▶ **What needs to be done**: Carry none of the pictures over; write out the complete data exactly.

▶ **Entries supplied**:

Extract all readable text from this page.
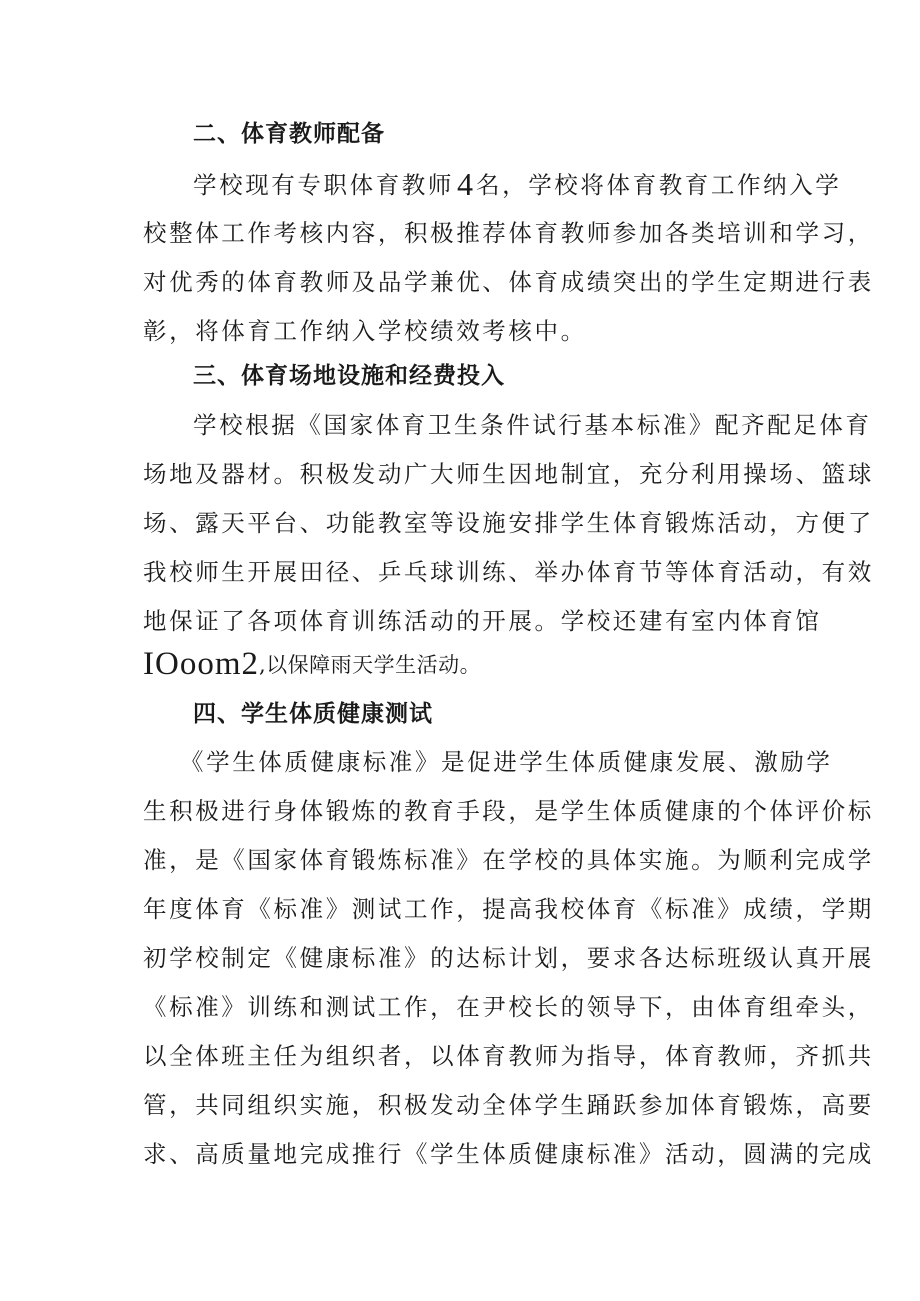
二、体育教师配备
学校现有专职体育教师4 名，学校将体育教育工作纳入学
校整体工作考核内容，积极推荐体育教师参加各类培训和学习，
对优秀的体育教师及品学兼优、体育成绩突出的学生定期进行表
彰，将体育工作纳入学校绩效考核中。
三、体育场地设施和经费投入
学校根据《国家体育卫生条件试行基本标准》配齐配足体育
场地及器材。积极发动广大师生因地制宜，充分利用操场、篮球
场、露天平台、功能教室等设施安排学生体育锻炼活动，方便了
我校师生开展田径、乒乓球训练、举办体育节等体育活动，有效
地保证了各项体育训练活动的开展。学校还建有室内体育馆
IOoom2,以保障雨天学生活动。
四、学生体质健康测试
《学生体质健康标准》是促进学生体质健康发展、激励学
生积极进行身体锻炼的教育手段，是学生体质健康的个体评价标
准，是《国家体育锻炼标准》在学校的具体实施。为顺利完成学
年度体育《标准》测试工作，提高我校体育《标准》成绩，学期
初学校制定《健康标准》的达标计划，要求各达标班级认真开展
《标准》训练和测试工作，在尹校长的领导下，由体育组牵头，
以全体班主任为组织者，以体育教师为指导，体育教师，齐抓共
管，共同组织实施，积极发动全体学生踊跃参加体育锻炼，高要
求、高质量地完成推行《学生体质健康标准》活动，圆满的完成
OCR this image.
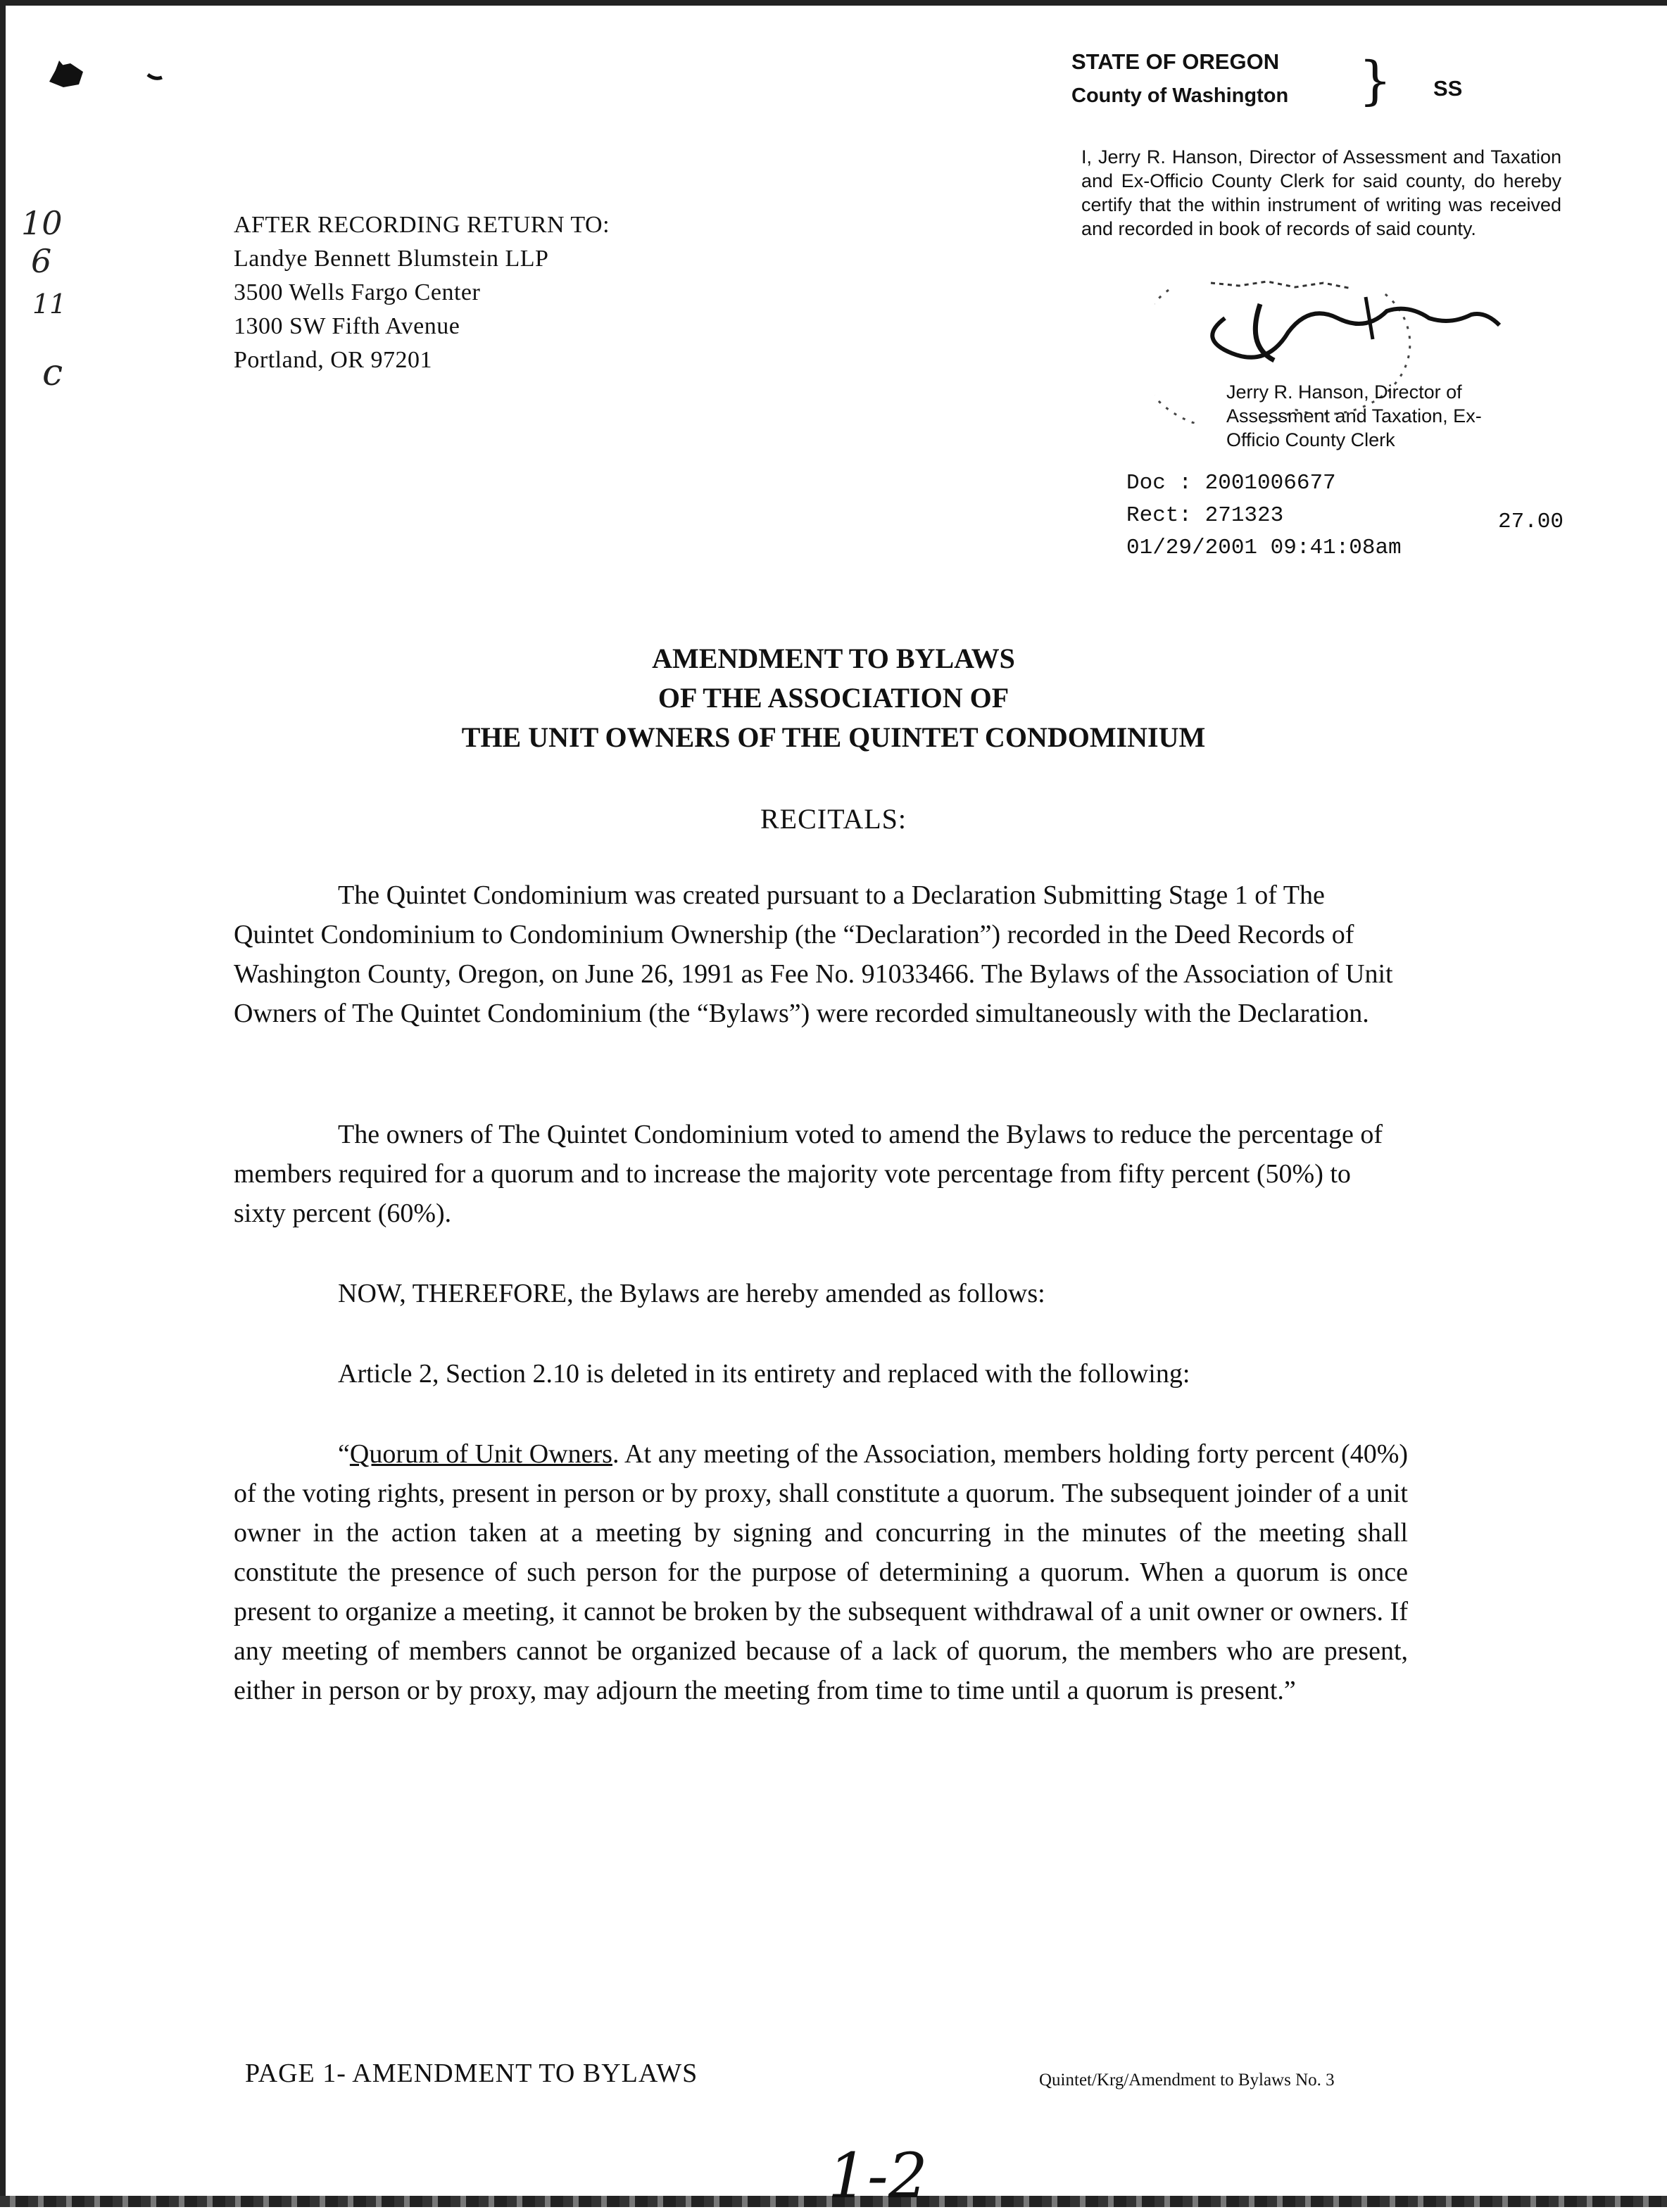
10
6
11
c
AFTER RECORDING RETURN TO:
Landye Bennett Blumstein LLP
3500 Wells Fargo Center
1300 SW Fifth Avenue
Portland, OR 97201
STATE OF OREGON
County of Washington	} SS
I, Jerry R. Hanson, Director of Assessment and Taxation and Ex-Officio County Clerk for said county, do hereby certify that the within instrument of writing was received and recorded in book of records of said county.
Jerry R. Hanson, Director of
Assessment and Taxation, Ex-
Officio County Clerk
Doc : 2001006677
Rect: 271323
01/29/2001 09:41:08am
27.00
AMENDMENT TO BYLAWS
OF THE ASSOCIATION OF
THE UNIT OWNERS OF THE QUINTET CONDOMINIUM
RECITALS:

The Quintet Condominium was created pursuant to a Declaration Submitting Stage 1 of The Quintet Condominium to Condominium Ownership (the “Declaration”) recorded in the Deed Records of Washington County, Oregon, on June 26, 1991 as Fee No. 91033466. The Bylaws of the Association of Unit Owners of The Quintet Condominium (the “Bylaws”) were recorded simultaneously with the Declaration.

The owners of The Quintet Condominium voted to amend the Bylaws to reduce the percentage of members required for a quorum and to increase the majority vote percentage from fifty percent (50%) to sixty percent (60%).

NOW, THEREFORE, the Bylaws are hereby amended as follows:

Article 2, Section 2.10 is deleted in its entirety and replaced with the following:

“Quorum of Unit Owners. At any meeting of the Association, members holding forty percent (40%) of the voting rights, present in person or by proxy, shall constitute a quorum. The subsequent joinder of a unit owner in the action taken at a meeting by signing and concurring in the minutes of the meeting shall constitute the presence of such person for the purpose of determining a quorum. When a quorum is once present to organize a meeting, it cannot be broken by the subsequent withdrawal of a unit owner or owners. If any meeting of members cannot be organized because of a lack of quorum, the members who are present, either in person or by proxy, may adjourn the meeting from time to time until a quorum is present.”

PAGE 1- AMENDMENT TO BYLAWS	Quintet/Krg/Amendment to Bylaws No. 3
1-2
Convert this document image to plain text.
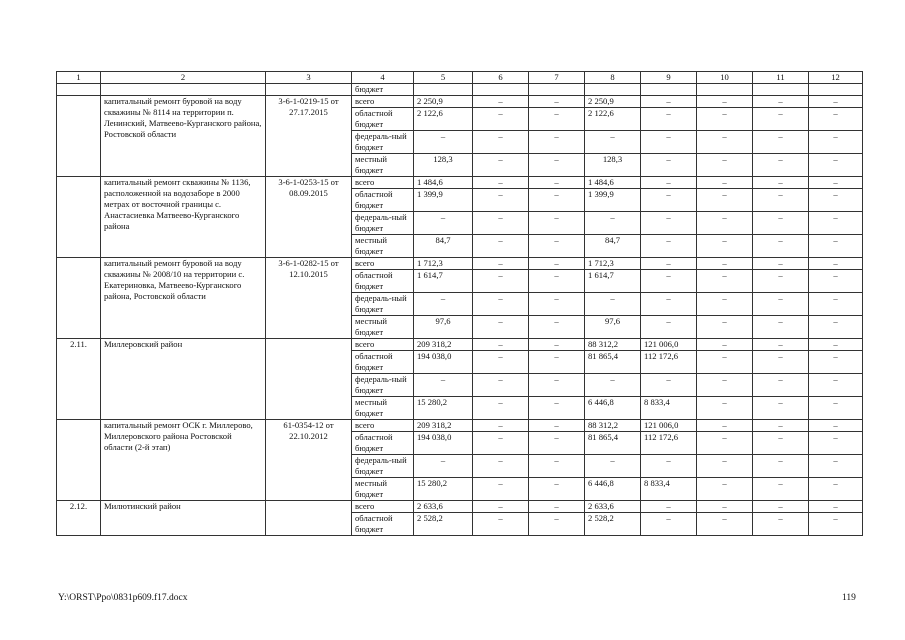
1	2	3	4	5	6	7	8	9	10	11	12
			бюджет								
	капитальный ремонт буровой на воду скважины № 8114 на территории п. Ленинский, Матвеево-Курганского района, Ростовской области	3-6-1-0219-15 от 27.17.2015	всего	2 250,9	–	–	2 250,9	–	–	–	–
			областной бюджет	2 122,6	–	–	2 122,6	–	–	–	–
			федераль-ный бюджет	–	–	–	–	–	–	–	–
			местный бюджет	128,3	–	–	128,3	–	–	–	–
	капитальный ремонт скважины № 1136, расположенной на водозаборе в 2000 метрах от восточной границы с. Анастасиевка Матвеево-Курганского района	3-6-1-0253-15 от 08.09.2015	всего	1 484,6	–	–	1 484,6	–	–	–	–
			областной бюджет	1 399,9	–	–	1 399,9	–	–	–	–
			федераль-ный бюджет	–	–	–	–	–	–	–	–
			местный бюджет	84,7	–	–	84,7	–	–	–	–
	капитальный ремонт буровой на воду скважины № 2008/10 на территории с. Екатериновка, Матвеево-Курганского района, Ростовской области	3-6-1-0282-15 от 12.10.2015	всего	1 712,3	–	–	1 712,3	–	–	–	–
			областной бюджет	1 614,7	–	–	1 614,7	–	–	–	–
			федераль-ный бюджет	–	–	–	–	–	–	–	–
			местный бюджет	97,6	–	–	97,6	–	–	–	–
2.11.	Миллеровский район		всего	209 318,2	–	–	88 312,2	121 006,0	–	–	–
			областной бюджет	194 038,0	–	–	81 865,4	112 172,6	–	–	–
			федераль-ный бюджет	–	–	–	–	–	–	–	–
			местный бюджет	15 280,2	–	–	6 446,8	8 833,4	–	–	–
	капитальный ремонт ОСК г. Миллерово, Миллеровского района Ростовской области (2-й этап)	61-0354-12 от 22.10.2012	всего	209 318,2	–	–	88 312,2	121 006,0	–	–	–
			областной бюджет	194 038,0	–	–	81 865,4	112 172,6	–	–	–
			федераль-ный бюджет	–	–	–	–	–	–	–	–
			местный бюджет	15 280,2	–	–	6 446,8	8 833,4	–	–	–
2.12.	Милютинский район		всего	2 633,6	–	–	2 633,6	–	–	–	–
			областной бюджет	2 528,2	–	–	2 528,2	–	–	–	–
Y:\ORST\Ppo\0831p609.f17.docx	119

▶ **Output for this task**:
Extract all readable text from this page.
二、体育教师配备
学校现有专职体育教师4 名，学校将体育教育工作纳入学
校整体工作考核内容，积极推荐体育教师参加各类培训和学习，
对优秀的体育教师及品学兼优、体育成绩突出的学生定期进行表
彰，将体育工作纳入学校绩效考核中。
三、体育场地设施和经费投入
学校根据《国家体育卫生条件试行基本标准》配齐配足体育
场地及器材。积极发动广大师生因地制宜，充分利用操场、篮球
场、露天平台、功能教室等设施安排学生体育锻炼活动，方便了
我校师生开展田径、乒乓球训练、举办体育节等体育活动，有效
地保证了各项体育训练活动的开展。学校还建有室内体育馆
IOoom2,以保障雨天学生活动。
四、学生体质健康测试
《学生体质健康标准》是促进学生体质健康发展、激励学
生积极进行身体锻炼的教育手段，是学生体质健康的个体评价标
准，是《国家体育锻炼标准》在学校的具体实施。为顺利完成学
年度体育《标准》测试工作，提高我校体育《标准》成绩，学期
初学校制定《健康标准》的达标计划，要求各达标班级认真开展
《标准》训练和测试工作，在尹校长的领导下，由体育组牵头，
以全体班主任为组织者，以体育教师为指导，体育教师，齐抓共
管，共同组织实施，积极发动全体学生踊跃参加体育锻炼，高要
求、高质量地完成推行《学生体质健康标准》活动，圆满的完成
OCR this image.
10
6
11
c
AFTER RECORDING RETURN TO:
Landye Bennett Blumstein LLP
3500 Wells Fargo Center
1300 SW Fifth Avenue
Portland, OR 97201
STATE OF OREGON
County of Washington	} SS
I, Jerry R. Hanson, Director of Assessment and Taxation and Ex-Officio County Clerk for said county, do hereby certify that the within instrument of writing was received and recorded in book of records of said county.
Jerry R. Hanson, Director of
Assessment and Taxation, Ex-
Officio County Clerk
Doc : 2001006677
Rect: 271323
01/29/2001 09:41:08am
27.00
AMENDMENT TO BYLAWS
OF THE ASSOCIATION OF
THE UNIT OWNERS OF THE QUINTET CONDOMINIUM
RECITALS:

The Quintet Condominium was created pursuant to a Declaration Submitting Stage 1 of The Quintet Condominium to Condominium Ownership (the “Declaration”) recorded in the Deed Records of Washington County, Oregon, on June 26, 1991 as Fee No. 91033466. The Bylaws of the Association of Unit Owners of The Quintet Condominium (the “Bylaws”) were recorded simultaneously with the Declaration.

The owners of The Quintet Condominium voted to amend the Bylaws to reduce the percentage of members required for a quorum and to increase the majority vote percentage from fifty percent (50%) to sixty percent (60%).

NOW, THEREFORE, the Bylaws are hereby amended as follows:

Article 2, Section 2.10 is deleted in its entirety and replaced with the following:

“Quorum of Unit Owners. At any meeting of the Association, members holding forty percent (40%) of the voting rights, present in person or by proxy, shall constitute a quorum. The subsequent joinder of a unit owner in the action taken at a meeting by signing and concurring in the minutes of the meeting shall constitute the presence of such person for the purpose of determining a quorum. When a quorum is once present to organize a meeting, it cannot be broken by the subsequent withdrawal of a unit owner or owners. If any meeting of members cannot be organized because of a lack of quorum, the members who are present, either in person or by proxy, may adjourn the meeting from time to time until a quorum is present.”

PAGE 1- AMENDMENT TO BYLAWS	Quintet/Krg/Amendment to Bylaws No. 3
1-2
Convert this document image to plain text.
1	2	3	4	5	6	7	8	9	10	11	12
			бюджет								
	капитальный ремонт буровой на воду скважины № 8114 на территории п. Ленинский, Матвеево-Курганского района, Ростовской области	3-6-1-0219-15 от 27.17.2015	всего	2 250,9	–	–	2 250,9	–	–	–	–
			областной бюджет	2 122,6	–	–	2 122,6	–	–	–	–
			федераль-ный бюджет	–	–	–	–	–	–	–	–
			местный бюджет	128,3	–	–	128,3	–	–	–	–
	капитальный ремонт скважины № 1136, расположенной на водозаборе в 2000 метрах от восточной границы с. Анастасиевка Матвеево-Курганского района	3-6-1-0253-15 от 08.09.2015	всего	1 484,6	–	–	1 484,6	–	–	–	–
			областной бюджет	1 399,9	–	–	1 399,9	–	–	–	–
			федераль-ный бюджет	–	–	–	–	–	–	–	–
			местный бюджет	84,7	–	–	84,7	–	–	–	–
	капитальный ремонт буровой на воду скважины № 2008/10 на территории с. Екатериновка, Матвеево-Курганского района, Ростовской области	3-6-1-0282-15 от 12.10.2015	всего	1 712,3	–	–	1 712,3	–	–	–	–
			областной бюджет	1 614,7	–	–	1 614,7	–	–	–	–
			федераль-ный бюджет	–	–	–	–	–	–	–	–
			местный бюджет	97,6	–	–	97,6	–	–	–	–
2.11.	Миллеровский район		всего	209 318,2	–	–	88 312,2	121 006,0	–	–	–
			областной бюджет	194 038,0	–	–	81 865,4	112 172,6	–	–	–
			федераль-ный бюджет	–	–	–	–	–	–	–	–
			местный бюджет	15 280,2	–	–	6 446,8	8 833,4	–	–	–
	капитальный ремонт ОСК г. Миллерово, Миллеровского района Ростовской области (2-й этап)	61-0354-12 от 22.10.2012	всего	209 318,2	–	–	88 312,2	121 006,0	–	–	–
			областной бюджет	194 038,0	–	–	81 865,4	112 172,6	–	–	–
			федераль-ный бюджет	–	–	–	–	–	–	–	–
			местный бюджет	15 280,2	–	–	6 446,8	8 833,4	–	–	–
2.12.	Милютинский район		всего	2 633,6	–	–	2 633,6	–	–	–	–
			областной бюджет	2 528,2	–	–	2 528,2	–	–	–	–
Y:\ORST\Ppo\0831p609.f17.docx	119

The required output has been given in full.